YOUR OBJECTIVE => Scan the records and identify every line in which the string "color" occurs, then return those lines.

THE INPUT =>

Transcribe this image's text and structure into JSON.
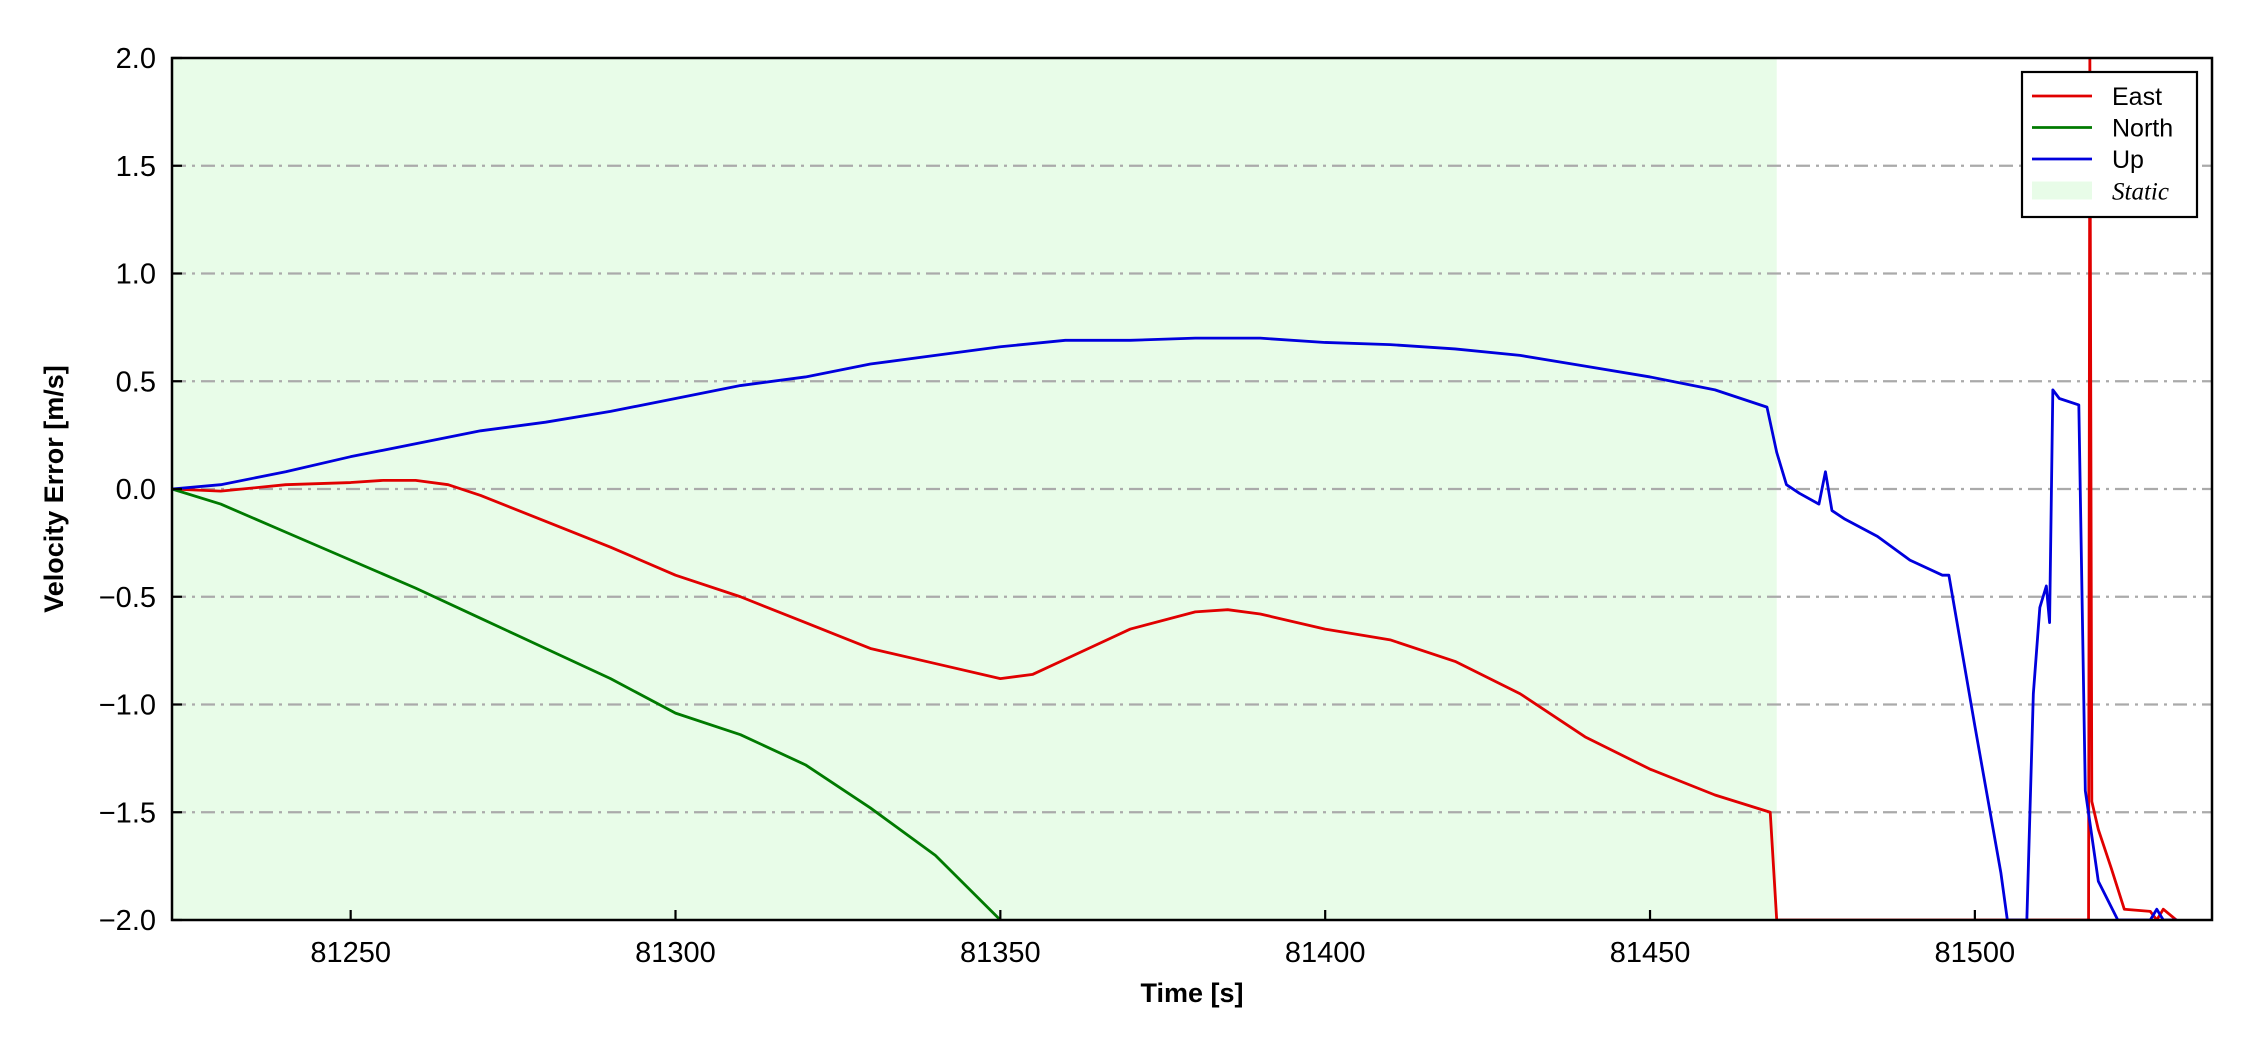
{
  "chart_data": {
    "type": "line",
    "title": "",
    "xlabel": "Time [s]",
    "ylabel": "Velocity Error [m/s]",
    "xlim": [
      81222.5,
      81536.5
    ],
    "ylim": [
      -2.0,
      2.0
    ],
    "xticks": [
      81250,
      81300,
      81350,
      81400,
      81450,
      81500
    ],
    "yticks": [
      2.0,
      1.5,
      1.0,
      0.5,
      0.0,
      -0.5,
      -1.0,
      -1.5,
      -2.0
    ],
    "ytick_labels": [
      "2.0",
      "1.5",
      "1.0",
      "0.5",
      "0.0",
      "−0.5",
      "−1.0",
      "−1.5",
      "−2.0"
    ],
    "grid": "horizontal dash-dot",
    "legend_position": "top-right",
    "static_region": {
      "label": "Static",
      "x": [
        81222.5,
        81469.5
      ],
      "color": "#e8fce8"
    },
    "series": [
      {
        "name": "East",
        "color": "#e00000",
        "x": [
          81222.5,
          81230,
          81240,
          81250,
          81255,
          81260,
          81265,
          81270,
          81280,
          81290,
          81300,
          81310,
          81320,
          81330,
          81340,
          81350,
          81355,
          81360,
          81370,
          81380,
          81385,
          81390,
          81400,
          81410,
          81420,
          81430,
          81440,
          81450,
          81460,
          81468.5,
          81469.5,
          81517.5,
          81517.7,
          81518,
          81519,
          81521,
          81523,
          81527,
          81528,
          81529,
          81531
        ],
        "y": [
          0.0,
          -0.01,
          0.02,
          0.03,
          0.04,
          0.04,
          0.02,
          -0.03,
          -0.15,
          -0.27,
          -0.4,
          -0.5,
          -0.62,
          -0.74,
          -0.81,
          -0.88,
          -0.86,
          -0.79,
          -0.65,
          -0.57,
          -0.56,
          -0.58,
          -0.65,
          -0.7,
          -0.8,
          -0.95,
          -1.15,
          -1.3,
          -1.42,
          -1.5,
          -2.0,
          -2.0,
          2.0,
          -1.45,
          -1.58,
          -1.76,
          -1.95,
          -1.96,
          -2.0,
          -1.95,
          -2.0
        ]
      },
      {
        "name": "North",
        "color": "#007a00",
        "x": [
          81222.5,
          81230,
          81240,
          81250,
          81260,
          81270,
          81280,
          81290,
          81300,
          81310,
          81320,
          81330,
          81340,
          81350
        ],
        "y": [
          0.0,
          -0.07,
          -0.2,
          -0.33,
          -0.46,
          -0.6,
          -0.74,
          -0.88,
          -1.04,
          -1.14,
          -1.28,
          -1.48,
          -1.7,
          -2.0
        ]
      },
      {
        "name": "Up",
        "color": "#0000dd",
        "x": [
          81222.5,
          81230,
          81240,
          81250,
          81260,
          81270,
          81280,
          81290,
          81300,
          81310,
          81320,
          81330,
          81340,
          81350,
          81360,
          81370,
          81380,
          81390,
          81400,
          81410,
          81420,
          81430,
          81440,
          81450,
          81460,
          81468,
          81469.5,
          81471,
          81473,
          81476,
          81477,
          81478,
          81480,
          81485,
          81490,
          81495,
          81496,
          81500,
          81504,
          81505,
          81506,
          81507,
          81508,
          81509,
          81510,
          81511,
          81511.5,
          81512,
          81513,
          81516,
          81517,
          81519,
          81522,
          81524,
          81525,
          81527,
          81528,
          81529,
          81531
        ],
        "y": [
          0.0,
          0.02,
          0.08,
          0.15,
          0.21,
          0.27,
          0.31,
          0.36,
          0.42,
          0.48,
          0.52,
          0.58,
          0.62,
          0.66,
          0.69,
          0.69,
          0.7,
          0.7,
          0.68,
          0.67,
          0.65,
          0.62,
          0.57,
          0.52,
          0.46,
          0.38,
          0.17,
          0.02,
          -0.02,
          -0.07,
          0.08,
          -0.1,
          -0.14,
          -0.22,
          -0.33,
          -0.4,
          -0.4,
          -1.1,
          -1.78,
          -2.0,
          -2.0,
          -2.0,
          -2.0,
          -0.95,
          -0.55,
          -0.45,
          -0.62,
          0.46,
          0.42,
          0.39,
          -1.4,
          -1.82,
          -2.0,
          -2.0,
          -2.0,
          -2.0,
          -1.95,
          -2.0,
          -2.0
        ]
      }
    ]
  }
}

EXERCISE ANSWER =>
      "color": "#e8fce8"
        "color": "#e00000",
        "color": "#007a00",
        "color": "#0000dd",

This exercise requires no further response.